Written instruction
Copy out the data exactly, leaving the pictures behind.

Stored data
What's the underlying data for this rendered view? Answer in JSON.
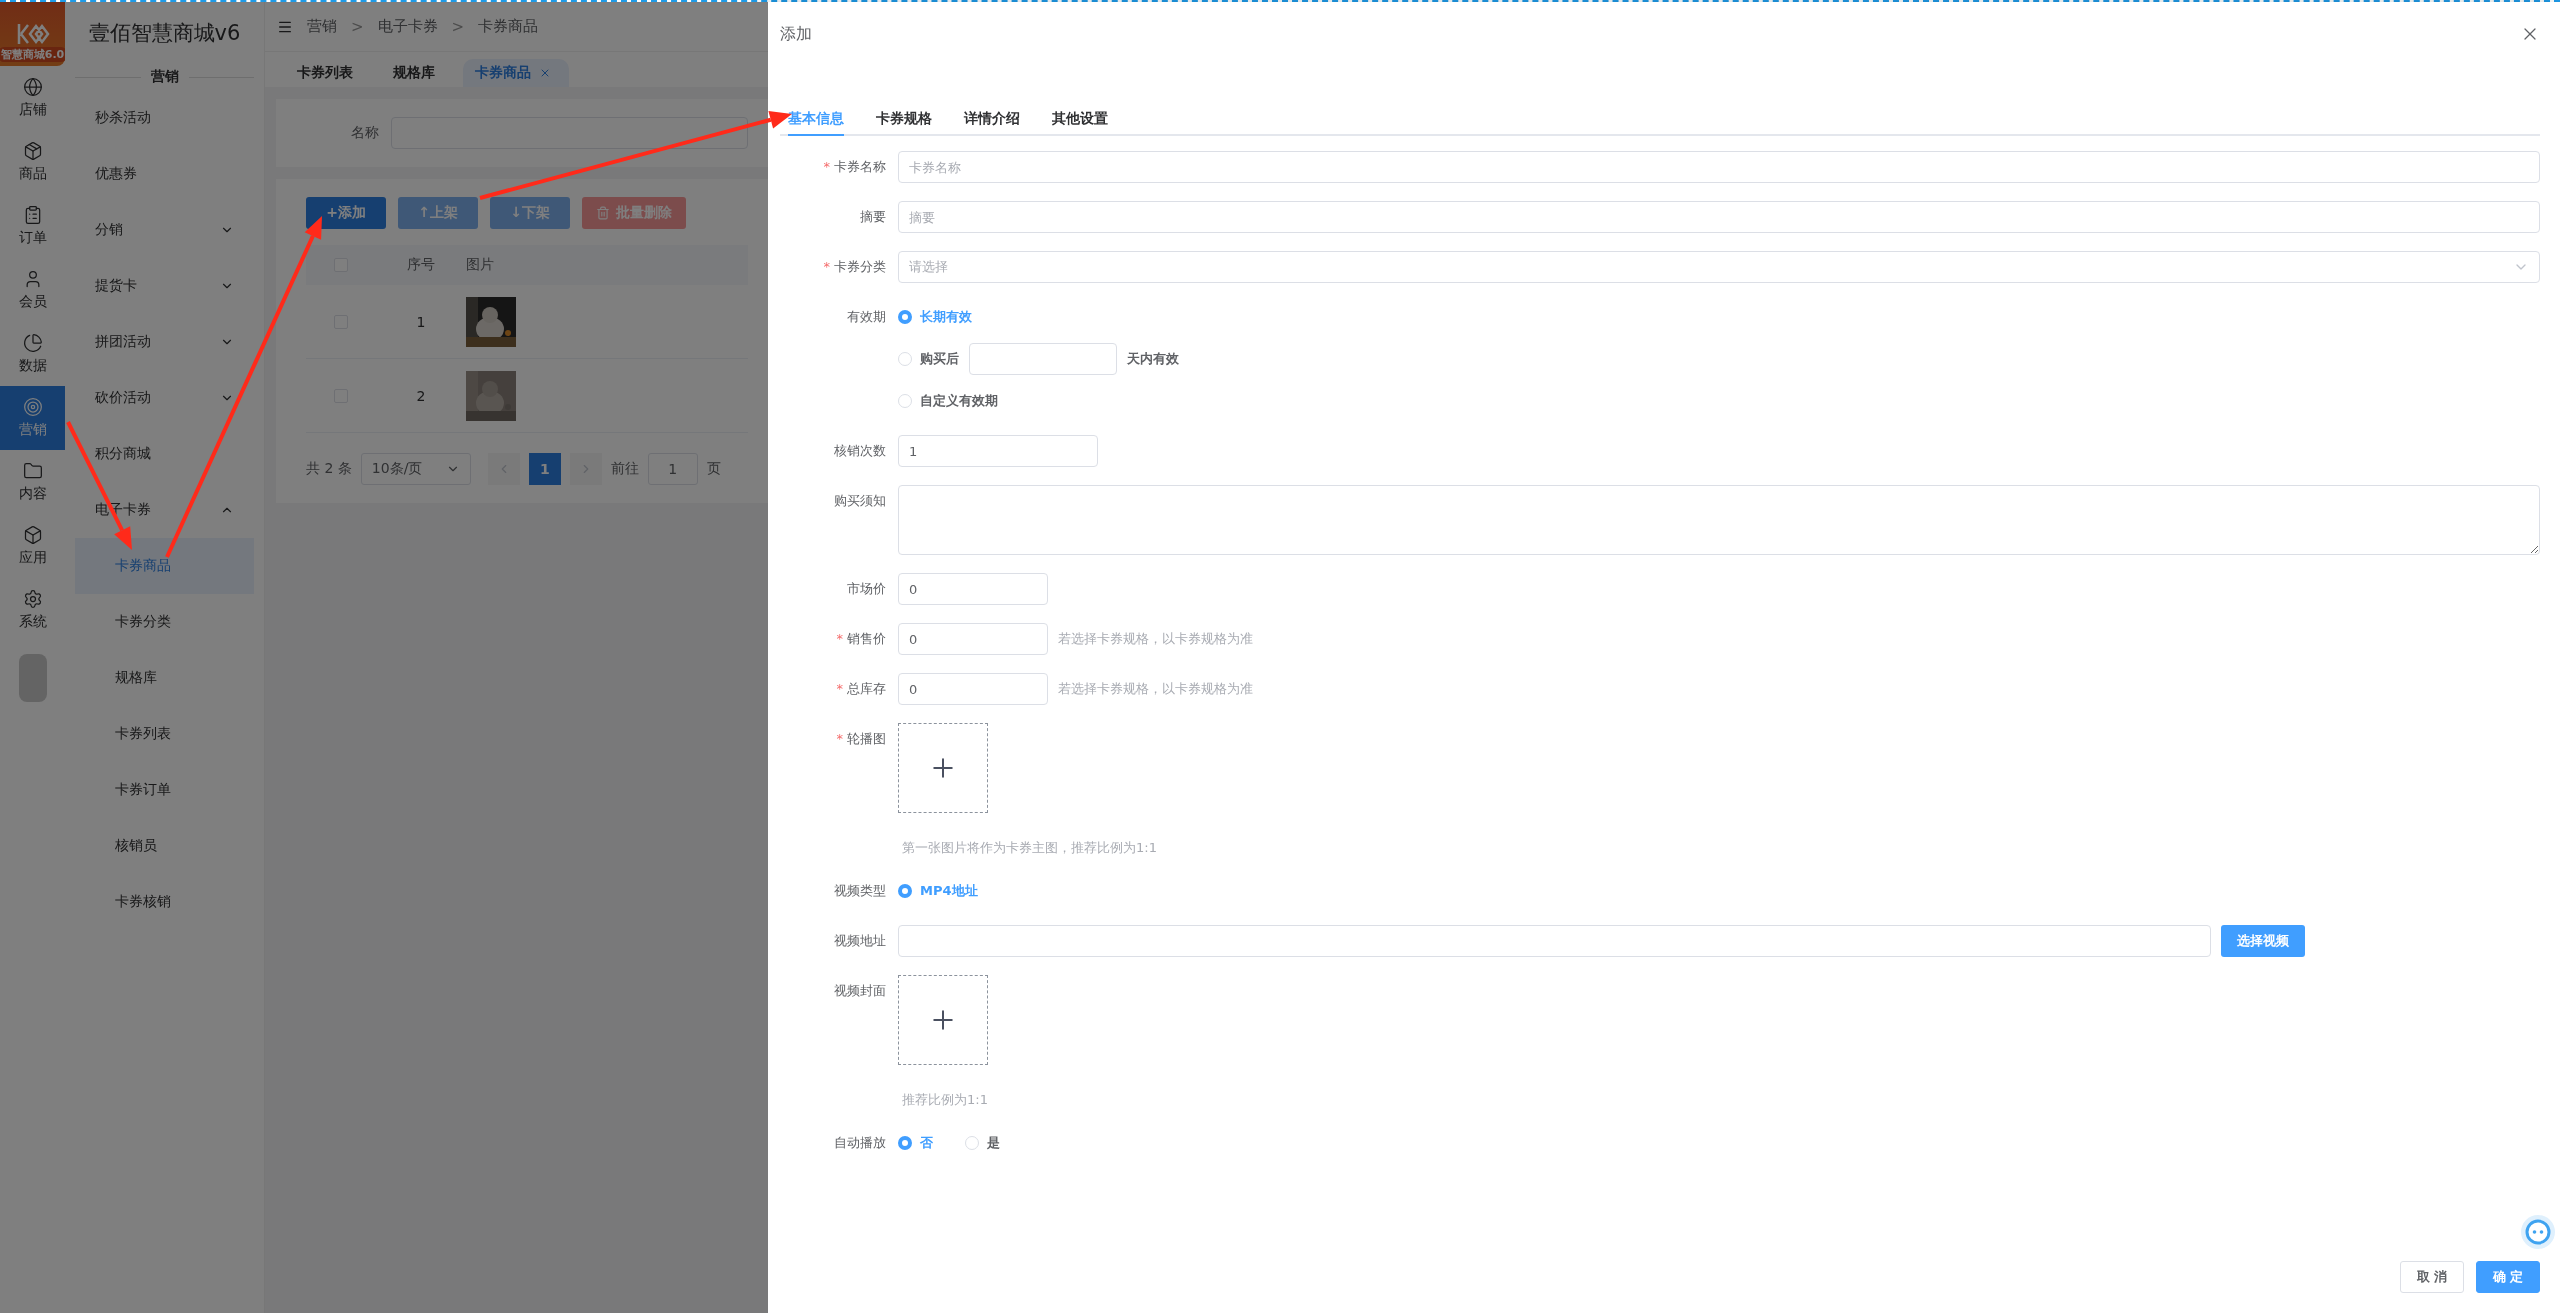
{
  "app": {
    "logo_text": "智慧商城6.0",
    "title": "壹佰智慧商城v6",
    "section": "营销"
  },
  "rail": [
    {
      "label": "店铺",
      "selected": false
    },
    {
      "label": "商品",
      "selected": false
    },
    {
      "label": "订单",
      "selected": false
    },
    {
      "label": "会员",
      "selected": false
    },
    {
      "label": "数据",
      "selected": false
    },
    {
      "label": "营销",
      "selected": true
    },
    {
      "label": "内容",
      "selected": false
    },
    {
      "label": "应用",
      "selected": false
    },
    {
      "label": "系统",
      "selected": false
    }
  ],
  "sidebar": [
    {
      "kind": "item",
      "label": "秒杀活动",
      "selected": false
    },
    {
      "kind": "item",
      "label": "优惠券",
      "selected": false
    },
    {
      "kind": "group",
      "label": "分销",
      "expanded": false
    },
    {
      "kind": "group",
      "label": "提货卡",
      "expanded": false
    },
    {
      "kind": "group",
      "label": "拼团活动",
      "expanded": false
    },
    {
      "kind": "group",
      "label": "砍价活动",
      "expanded": false
    },
    {
      "kind": "item",
      "label": "积分商城",
      "selected": false
    },
    {
      "kind": "group",
      "label": "电子卡券",
      "expanded": true,
      "children": [
        {
          "label": "卡券商品",
          "selected": true
        },
        {
          "label": "卡券分类",
          "selected": false
        },
        {
          "label": "规格库",
          "selected": false
        },
        {
          "label": "卡券列表",
          "selected": false
        },
        {
          "label": "卡券订单",
          "selected": false
        },
        {
          "label": "核销员",
          "selected": false
        },
        {
          "label": "卡券核销",
          "selected": false
        }
      ]
    }
  ],
  "breadcrumb": [
    "营销",
    "电子卡券",
    "卡券商品"
  ],
  "breadcrumb_separator": ">",
  "page_tabs": [
    {
      "label": "卡券列表",
      "selected": false
    },
    {
      "label": "规格库",
      "selected": false
    },
    {
      "label": "卡券商品",
      "selected": true
    }
  ],
  "search": {
    "label": "名称"
  },
  "actions": [
    {
      "label": "+添加",
      "kind": "primary",
      "disabled": false
    },
    {
      "label": "↑上架",
      "kind": "primary",
      "disabled": true
    },
    {
      "label": "↓下架",
      "kind": "primary",
      "disabled": true
    },
    {
      "label": "批量删除",
      "kind": "danger",
      "disabled": true
    }
  ],
  "table": {
    "header_checked": false,
    "columns": [
      "序号",
      "图片"
    ],
    "rows": [
      {
        "index": "1",
        "checked": false
      },
      {
        "index": "2",
        "checked": false
      }
    ]
  },
  "pagination": {
    "total": "共 2 条",
    "page_size": "10条/页",
    "pages": [
      {
        "label": "1",
        "selected": true
      }
    ],
    "goto_label": "前往",
    "goto_value": "1",
    "page_suffix": "页"
  },
  "drawer": {
    "title": "添加",
    "required_mark": "*",
    "tabs": [
      {
        "label": "基本信息",
        "selected": true
      },
      {
        "label": "卡券规格",
        "selected": false
      },
      {
        "label": "详情介绍",
        "selected": false
      },
      {
        "label": "其他设置",
        "selected": false
      }
    ],
    "form": [
      {
        "kind": "input",
        "label": "卡券名称",
        "required": true,
        "placeholder": "卡券名称"
      },
      {
        "kind": "input",
        "label": "摘要",
        "required": false,
        "placeholder": "摘要"
      },
      {
        "kind": "select",
        "label": "卡券分类",
        "required": true,
        "placeholder": "请选择"
      },
      {
        "kind": "radio",
        "label": "有效期",
        "required": false,
        "stacked": true,
        "options": [
          {
            "label": "长期有效",
            "selected": true
          },
          {
            "label": "购买后",
            "suffix": "天内有效",
            "selected": false
          },
          {
            "label": "自定义有效期",
            "selected": false
          }
        ]
      },
      {
        "kind": "count_input",
        "label": "核销次数",
        "required": false,
        "value": "1"
      },
      {
        "kind": "textarea",
        "label": "购买须知",
        "required": false
      },
      {
        "kind": "short_input",
        "label": "市场价",
        "required": false,
        "value": "0"
      },
      {
        "kind": "short_input",
        "label": "销售价",
        "required": true,
        "value": "0",
        "hint": "若选择卡券规格，以卡券规格为准"
      },
      {
        "kind": "short_input",
        "label": "总库存",
        "required": true,
        "value": "0",
        "hint": "若选择卡券规格，以卡券规格为准"
      },
      {
        "kind": "upload",
        "label": "轮播图",
        "required": true,
        "hint": "第一张图片将作为卡券主图，推荐比例为1:1"
      },
      {
        "kind": "radio",
        "label": "视频类型",
        "required": false,
        "stacked": false,
        "options": [
          {
            "label": "MP4地址",
            "selected": true
          }
        ]
      },
      {
        "kind": "input_button",
        "label": "视频地址",
        "required": false,
        "button": "选择视频"
      },
      {
        "kind": "upload",
        "label": "视频封面",
        "required": false,
        "hint": "推荐比例为1:1"
      },
      {
        "kind": "radio",
        "label": "自动播放",
        "required": false,
        "stacked": false,
        "options": [
          {
            "label": "否",
            "selected": true
          },
          {
            "label": "是",
            "selected": false
          }
        ]
      }
    ],
    "footer": [
      {
        "label": "取 消",
        "kind": "default"
      },
      {
        "label": "确 定",
        "kind": "primary"
      }
    ]
  }
}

Completed task
What's the underlying data for this rendered view? Answer in JSON.
{
  "app": {
    "logo_text": "智慧商城6.0",
    "title": "壹佰智慧商城v6",
    "section": "营销"
  },
  "rail": [
    {
      "label": "店铺",
      "selected": false
    },
    {
      "label": "商品",
      "selected": false
    },
    {
      "label": "订单",
      "selected": false
    },
    {
      "label": "会员",
      "selected": false
    },
    {
      "label": "数据",
      "selected": false
    },
    {
      "label": "营销",
      "selected": true
    },
    {
      "label": "内容",
      "selected": false
    },
    {
      "label": "应用",
      "selected": false
    },
    {
      "label": "系统",
      "selected": false
    }
  ],
  "sidebar": [
    {
      "kind": "item",
      "label": "秒杀活动",
      "selected": false
    },
    {
      "kind": "item",
      "label": "优惠券",
      "selected": false
    },
    {
      "kind": "group",
      "label": "分销",
      "expanded": false
    },
    {
      "kind": "group",
      "label": "提货卡",
      "expanded": false
    },
    {
      "kind": "group",
      "label": "拼团活动",
      "expanded": false
    },
    {
      "kind": "group",
      "label": "砍价活动",
      "expanded": false
    },
    {
      "kind": "item",
      "label": "积分商城",
      "selected": false
    },
    {
      "kind": "group",
      "label": "电子卡券",
      "expanded": true,
      "children": [
        {
          "label": "卡券商品",
          "selected": true
        },
        {
          "label": "卡券分类",
          "selected": false
        },
        {
          "label": "规格库",
          "selected": false
        },
        {
          "label": "卡券列表",
          "selected": false
        },
        {
          "label": "卡券订单",
          "selected": false
        },
        {
          "label": "核销员",
          "selected": false
        },
        {
          "label": "卡券核销",
          "selected": false
        }
      ]
    }
  ],
  "breadcrumb": [
    "营销",
    "电子卡券",
    "卡券商品"
  ],
  "breadcrumb_separator": ">",
  "page_tabs": [
    {
      "label": "卡券列表",
      "selected": false
    },
    {
      "label": "规格库",
      "selected": false
    },
    {
      "label": "卡券商品",
      "selected": true
    }
  ],
  "search": {
    "label": "名称"
  },
  "actions": [
    {
      "label": "+添加",
      "kind": "primary",
      "disabled": false
    },
    {
      "label": "↑上架",
      "kind": "primary",
      "disabled": true
    },
    {
      "label": "↓下架",
      "kind": "primary",
      "disabled": true
    },
    {
      "label": "批量删除",
      "kind": "danger",
      "disabled": true
    }
  ],
  "table": {
    "header_checked": false,
    "columns": [
      "序号",
      "图片"
    ],
    "rows": [
      {
        "index": "1",
        "checked": false
      },
      {
        "index": "2",
        "checked": false
      }
    ]
  },
  "pagination": {
    "total": "共 2 条",
    "page_size": "10条/页",
    "pages": [
      {
        "label": "1",
        "selected": true
      }
    ],
    "goto_label": "前往",
    "goto_value": "1",
    "page_suffix": "页"
  },
  "drawer": {
    "title": "添加",
    "required_mark": "*",
    "tabs": [
      {
        "label": "基本信息",
        "selected": true
      },
      {
        "label": "卡券规格",
        "selected": false
      },
      {
        "label": "详情介绍",
        "selected": false
      },
      {
        "label": "其他设置",
        "selected": false
      }
    ],
    "form": [
      {
        "kind": "input",
        "label": "卡券名称",
        "required": true,
        "placeholder": "卡券名称"
      },
      {
        "kind": "input",
        "label": "摘要",
        "required": false,
        "placeholder": "摘要"
      },
      {
        "kind": "select",
        "label": "卡券分类",
        "required": true,
        "placeholder": "请选择"
      },
      {
        "kind": "radio",
        "label": "有效期",
        "required": false,
        "stacked": true,
        "options": [
          {
            "label": "长期有效",
            "selected": true
          },
          {
            "label": "购买后",
            "suffix": "天内有效",
            "selected": false
          },
          {
            "label": "自定义有效期",
            "selected": false
          }
        ]
      },
      {
        "kind": "count_input",
        "label": "核销次数",
        "required": false,
        "value": "1"
      },
      {
        "kind": "textarea",
        "label": "购买须知",
        "required": false
      },
      {
        "kind": "short_input",
        "label": "市场价",
        "required": false,
        "value": "0"
      },
      {
        "kind": "short_input",
        "label": "销售价",
        "required": true,
        "value": "0",
        "hint": "若选择卡券规格，以卡券规格为准"
      },
      {
        "kind": "short_input",
        "label": "总库存",
        "required": true,
        "value": "0",
        "hint": "若选择卡券规格，以卡券规格为准"
      },
      {
        "kind": "upload",
        "label": "轮播图",
        "required": true,
        "hint": "第一张图片将作为卡券主图，推荐比例为1:1"
      },
      {
        "kind": "radio",
        "label": "视频类型",
        "required": false,
        "stacked": false,
        "options": [
          {
            "label": "MP4地址",
            "selected": true
          }
        ]
      },
      {
        "kind": "input_button",
        "label": "视频地址",
        "required": false,
        "button": "选择视频"
      },
      {
        "kind": "upload",
        "label": "视频封面",
        "required": false,
        "hint": "推荐比例为1:1"
      },
      {
        "kind": "radio",
        "label": "自动播放",
        "required": false,
        "stacked": false,
        "options": [
          {
            "label": "否",
            "selected": true
          },
          {
            "label": "是",
            "selected": false
          }
        ]
      }
    ],
    "footer": [
      {
        "label": "取 消",
        "kind": "default"
      },
      {
        "label": "确 定",
        "kind": "primary"
      }
    ]
  }
}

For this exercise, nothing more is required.